• **EXERCISE OBJECTIVE**: From the records below, pull each line that has "Любарскій".
:: DATA PROVIDED
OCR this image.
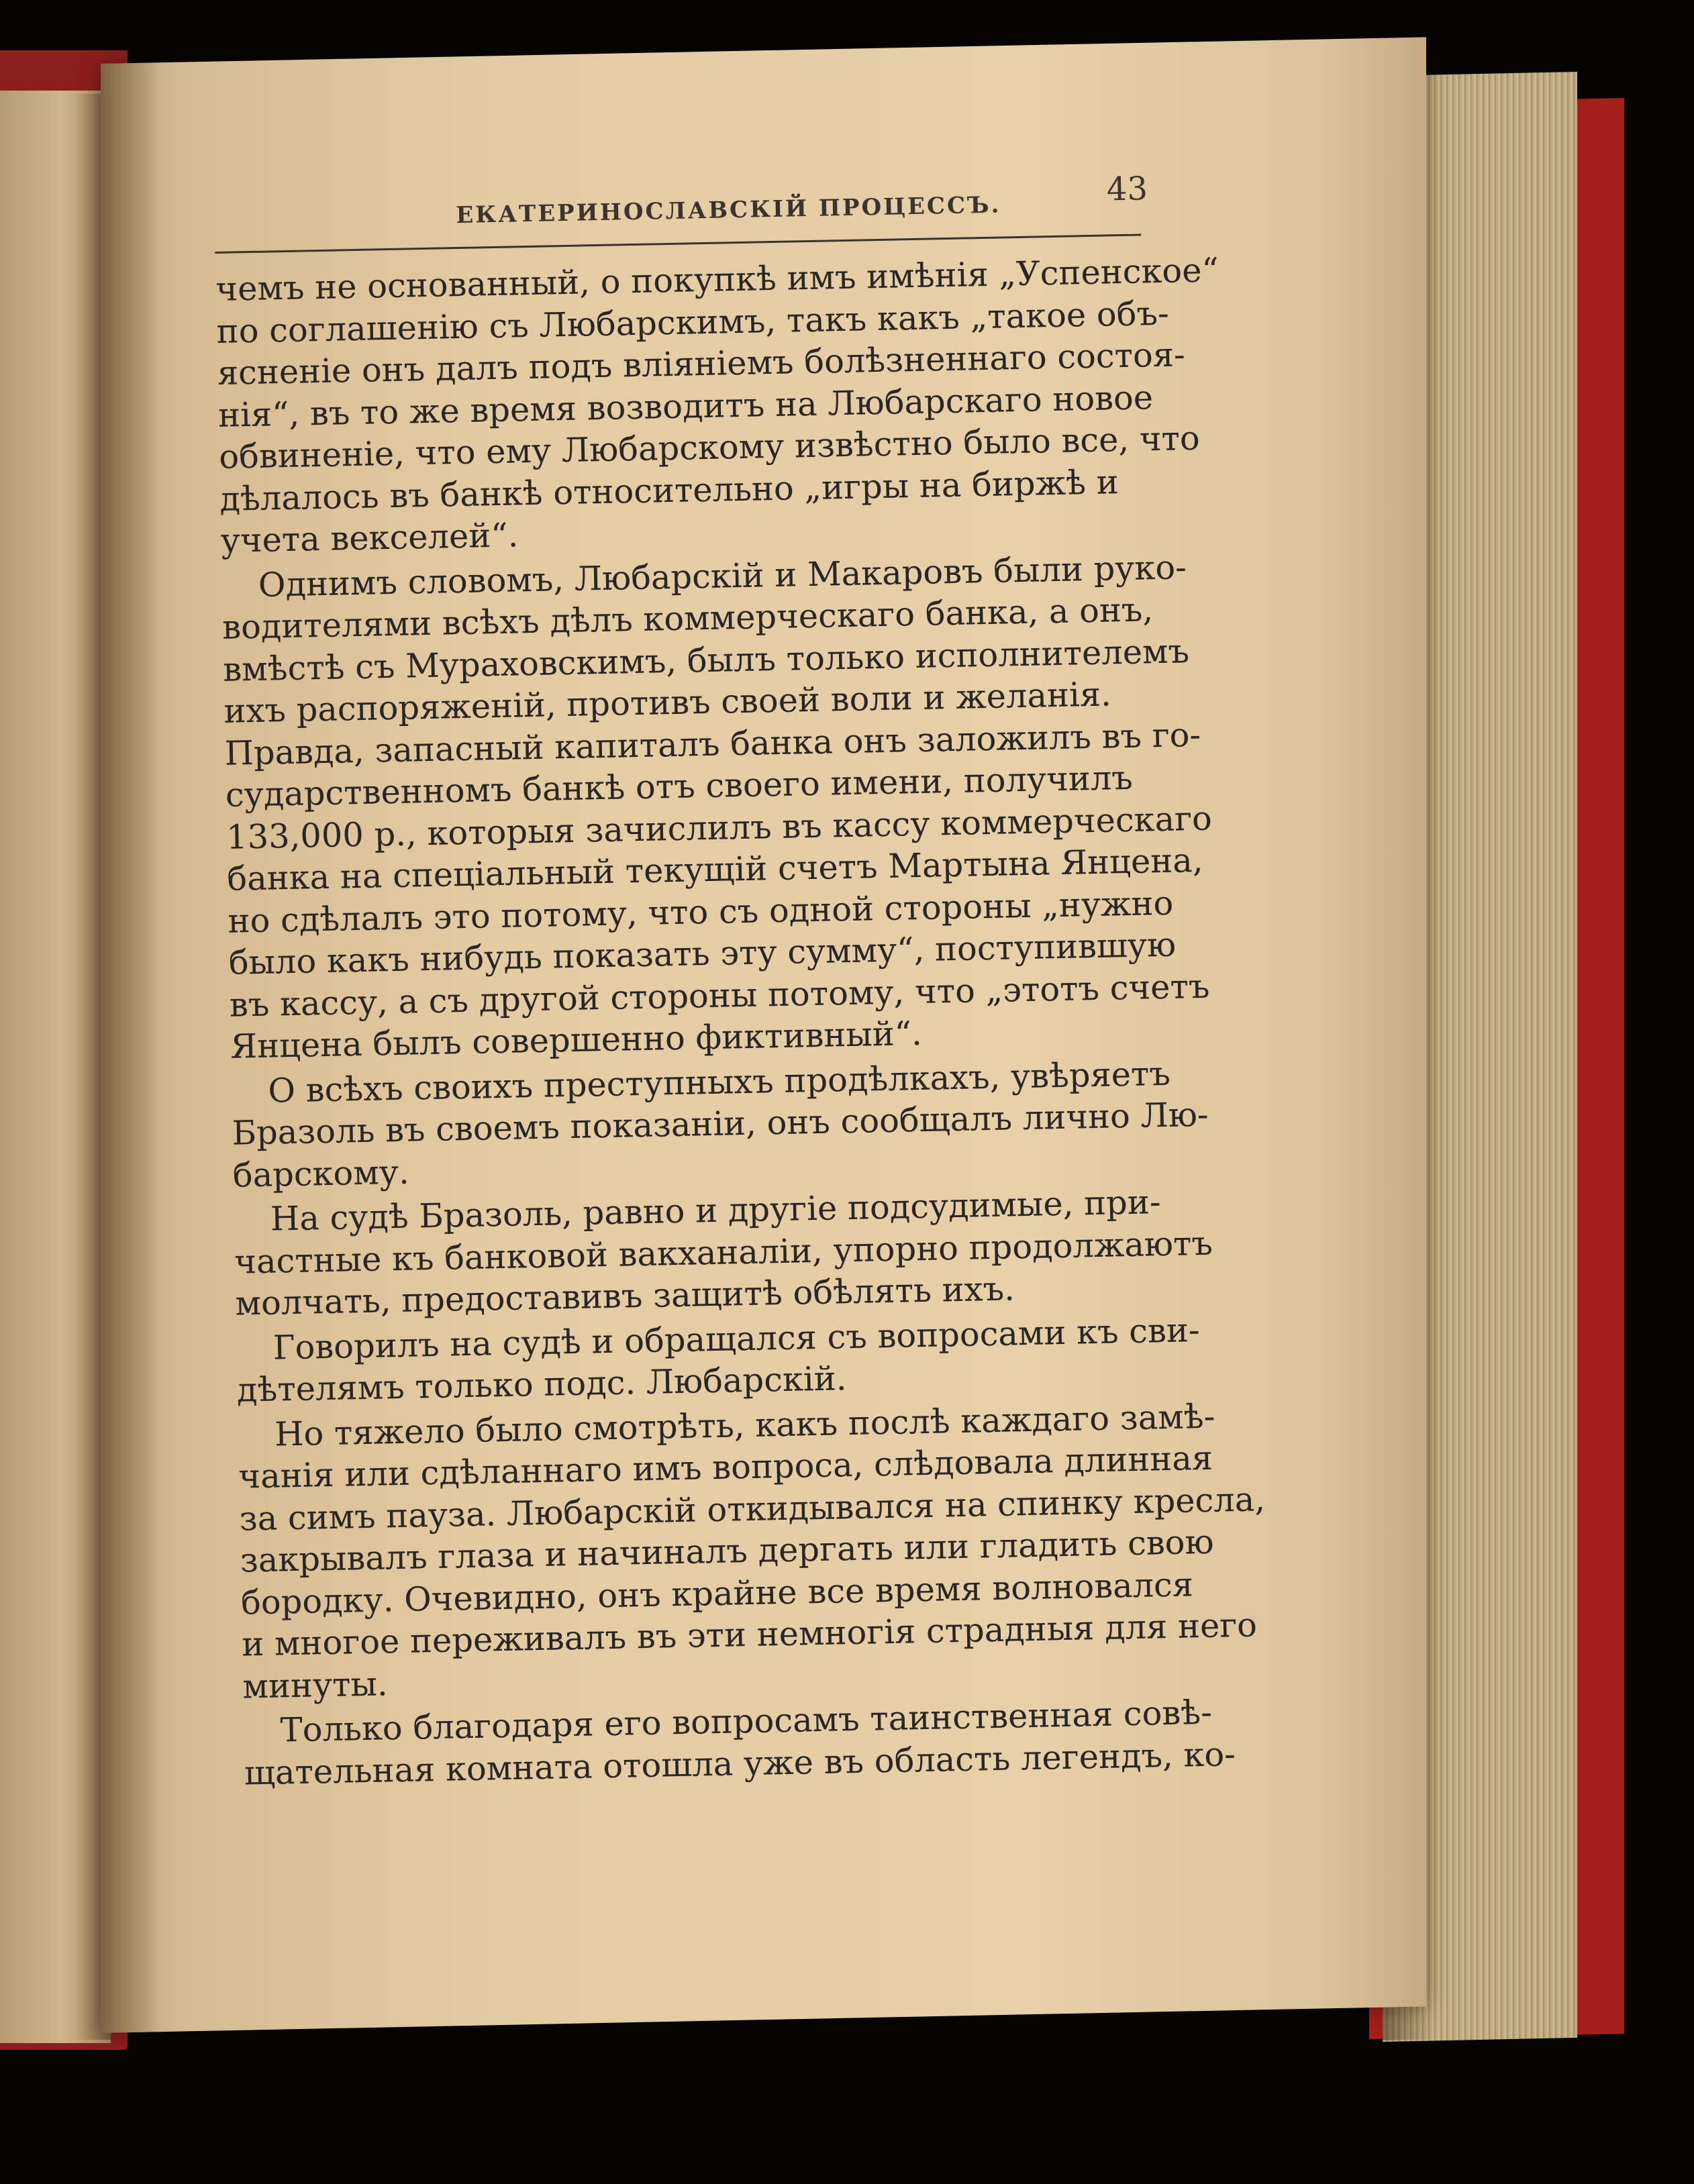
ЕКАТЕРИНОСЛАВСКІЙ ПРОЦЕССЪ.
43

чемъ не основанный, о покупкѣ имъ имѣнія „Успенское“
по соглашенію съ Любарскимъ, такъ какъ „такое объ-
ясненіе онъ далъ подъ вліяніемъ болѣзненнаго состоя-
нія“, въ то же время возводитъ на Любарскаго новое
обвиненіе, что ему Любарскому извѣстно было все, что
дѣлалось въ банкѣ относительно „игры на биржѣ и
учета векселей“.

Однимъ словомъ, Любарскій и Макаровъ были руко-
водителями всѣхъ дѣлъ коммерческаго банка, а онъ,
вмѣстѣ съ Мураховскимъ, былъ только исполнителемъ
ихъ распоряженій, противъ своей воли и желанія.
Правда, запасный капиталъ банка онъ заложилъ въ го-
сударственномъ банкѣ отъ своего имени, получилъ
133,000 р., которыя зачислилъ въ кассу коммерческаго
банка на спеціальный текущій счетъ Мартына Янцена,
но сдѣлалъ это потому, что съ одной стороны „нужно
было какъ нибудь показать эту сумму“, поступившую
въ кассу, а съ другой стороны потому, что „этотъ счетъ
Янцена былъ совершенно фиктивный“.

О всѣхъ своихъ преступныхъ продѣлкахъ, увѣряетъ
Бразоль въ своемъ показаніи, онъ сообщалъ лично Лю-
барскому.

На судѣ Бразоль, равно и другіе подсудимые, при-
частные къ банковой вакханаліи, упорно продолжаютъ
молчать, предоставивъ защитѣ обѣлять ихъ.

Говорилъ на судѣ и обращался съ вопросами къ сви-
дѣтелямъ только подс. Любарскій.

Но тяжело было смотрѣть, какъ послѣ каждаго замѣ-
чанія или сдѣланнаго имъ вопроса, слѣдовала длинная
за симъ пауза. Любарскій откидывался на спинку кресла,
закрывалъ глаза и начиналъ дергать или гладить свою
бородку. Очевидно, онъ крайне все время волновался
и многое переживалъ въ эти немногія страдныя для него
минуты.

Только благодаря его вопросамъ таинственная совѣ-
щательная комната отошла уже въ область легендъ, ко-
::::
:: DATA PROVIDED
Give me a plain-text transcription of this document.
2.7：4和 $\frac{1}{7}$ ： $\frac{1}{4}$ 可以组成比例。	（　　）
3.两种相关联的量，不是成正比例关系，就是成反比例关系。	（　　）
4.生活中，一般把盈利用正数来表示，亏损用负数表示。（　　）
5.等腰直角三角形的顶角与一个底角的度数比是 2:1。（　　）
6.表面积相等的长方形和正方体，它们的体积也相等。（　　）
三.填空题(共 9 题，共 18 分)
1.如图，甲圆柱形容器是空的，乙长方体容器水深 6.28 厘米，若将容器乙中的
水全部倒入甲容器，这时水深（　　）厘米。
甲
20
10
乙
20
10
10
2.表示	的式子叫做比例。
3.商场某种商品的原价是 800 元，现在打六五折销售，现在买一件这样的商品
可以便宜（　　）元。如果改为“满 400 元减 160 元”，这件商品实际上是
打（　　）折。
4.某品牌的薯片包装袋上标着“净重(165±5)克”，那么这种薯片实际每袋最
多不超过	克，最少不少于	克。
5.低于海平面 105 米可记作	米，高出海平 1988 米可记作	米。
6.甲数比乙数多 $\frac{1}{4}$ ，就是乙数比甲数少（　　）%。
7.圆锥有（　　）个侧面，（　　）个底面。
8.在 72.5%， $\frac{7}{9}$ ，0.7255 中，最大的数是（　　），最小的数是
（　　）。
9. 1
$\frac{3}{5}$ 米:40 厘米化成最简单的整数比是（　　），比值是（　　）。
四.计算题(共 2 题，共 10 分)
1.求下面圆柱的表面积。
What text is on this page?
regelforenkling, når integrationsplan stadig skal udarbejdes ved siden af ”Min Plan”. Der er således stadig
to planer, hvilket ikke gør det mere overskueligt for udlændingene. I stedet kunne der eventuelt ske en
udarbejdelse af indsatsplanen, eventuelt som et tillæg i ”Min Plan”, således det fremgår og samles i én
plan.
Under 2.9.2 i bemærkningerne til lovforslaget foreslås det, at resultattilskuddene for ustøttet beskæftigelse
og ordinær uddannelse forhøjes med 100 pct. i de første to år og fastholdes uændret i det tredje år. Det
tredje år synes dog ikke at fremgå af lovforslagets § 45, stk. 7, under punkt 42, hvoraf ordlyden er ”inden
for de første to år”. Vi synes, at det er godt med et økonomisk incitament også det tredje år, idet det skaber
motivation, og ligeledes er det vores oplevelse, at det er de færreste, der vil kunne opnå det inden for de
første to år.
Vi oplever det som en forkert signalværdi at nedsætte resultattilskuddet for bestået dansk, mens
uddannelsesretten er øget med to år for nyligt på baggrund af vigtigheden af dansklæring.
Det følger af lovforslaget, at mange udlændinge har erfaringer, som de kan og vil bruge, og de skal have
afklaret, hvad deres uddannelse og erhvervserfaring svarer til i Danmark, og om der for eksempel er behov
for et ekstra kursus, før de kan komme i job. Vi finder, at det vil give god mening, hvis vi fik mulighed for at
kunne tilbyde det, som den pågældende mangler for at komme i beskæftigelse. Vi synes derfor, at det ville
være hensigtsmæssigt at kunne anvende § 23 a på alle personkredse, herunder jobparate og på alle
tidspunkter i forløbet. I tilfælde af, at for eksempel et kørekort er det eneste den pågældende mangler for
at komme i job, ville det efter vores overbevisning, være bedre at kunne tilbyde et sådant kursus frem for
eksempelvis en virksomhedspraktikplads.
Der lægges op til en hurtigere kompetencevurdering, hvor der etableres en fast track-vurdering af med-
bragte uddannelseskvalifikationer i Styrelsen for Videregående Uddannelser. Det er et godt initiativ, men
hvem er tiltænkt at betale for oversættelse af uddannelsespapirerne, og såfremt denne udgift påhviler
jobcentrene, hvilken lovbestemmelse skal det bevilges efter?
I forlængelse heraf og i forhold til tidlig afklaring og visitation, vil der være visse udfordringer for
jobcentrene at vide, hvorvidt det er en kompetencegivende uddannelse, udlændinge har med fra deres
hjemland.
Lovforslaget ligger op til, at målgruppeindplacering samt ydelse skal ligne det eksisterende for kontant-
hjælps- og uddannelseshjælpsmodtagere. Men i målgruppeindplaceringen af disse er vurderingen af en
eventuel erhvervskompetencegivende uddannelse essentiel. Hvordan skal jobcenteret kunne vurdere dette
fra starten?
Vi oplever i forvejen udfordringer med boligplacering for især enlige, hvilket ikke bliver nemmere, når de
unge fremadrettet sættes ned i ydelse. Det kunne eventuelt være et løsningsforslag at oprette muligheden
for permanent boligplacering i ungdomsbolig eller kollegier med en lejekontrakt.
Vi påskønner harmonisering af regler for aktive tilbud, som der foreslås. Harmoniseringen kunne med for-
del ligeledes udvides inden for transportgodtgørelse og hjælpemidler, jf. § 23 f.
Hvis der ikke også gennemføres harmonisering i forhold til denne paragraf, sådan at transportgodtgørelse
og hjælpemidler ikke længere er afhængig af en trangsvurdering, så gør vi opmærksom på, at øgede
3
::::
:: DATA PROVIDED
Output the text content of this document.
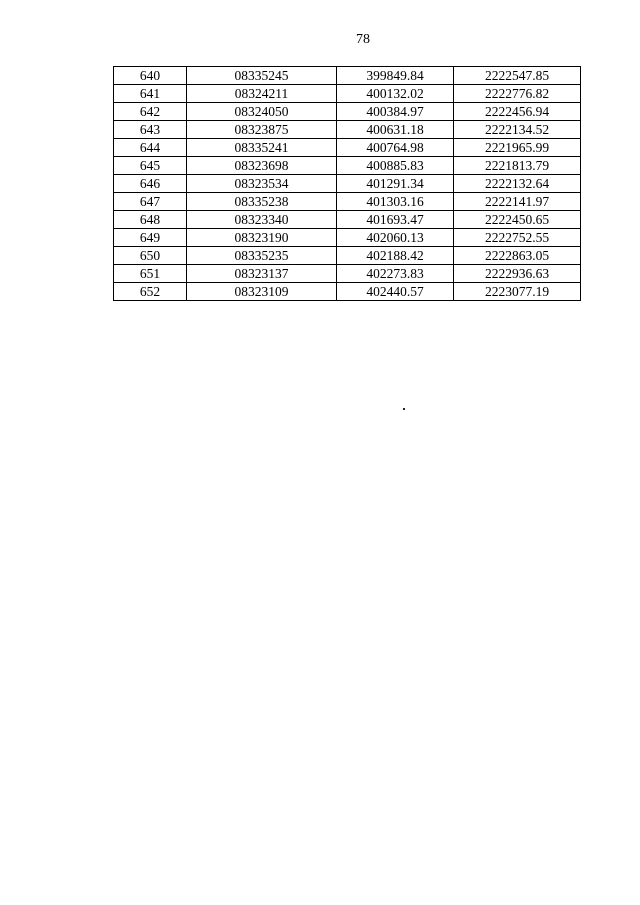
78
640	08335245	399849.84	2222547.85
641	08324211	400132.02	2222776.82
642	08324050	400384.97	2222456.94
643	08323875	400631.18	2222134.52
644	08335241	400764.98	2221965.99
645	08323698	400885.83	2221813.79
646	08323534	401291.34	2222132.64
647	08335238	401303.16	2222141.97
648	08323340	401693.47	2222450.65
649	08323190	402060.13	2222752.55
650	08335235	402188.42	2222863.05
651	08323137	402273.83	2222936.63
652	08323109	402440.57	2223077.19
::::
• **THE ANSWER**:
Однимъ словомъ, Любарскій и Макаровъ были руко-
дѣтелямъ только подс. Любарскій.
за симъ пауза. Любарскій откидывался на спинку кресла,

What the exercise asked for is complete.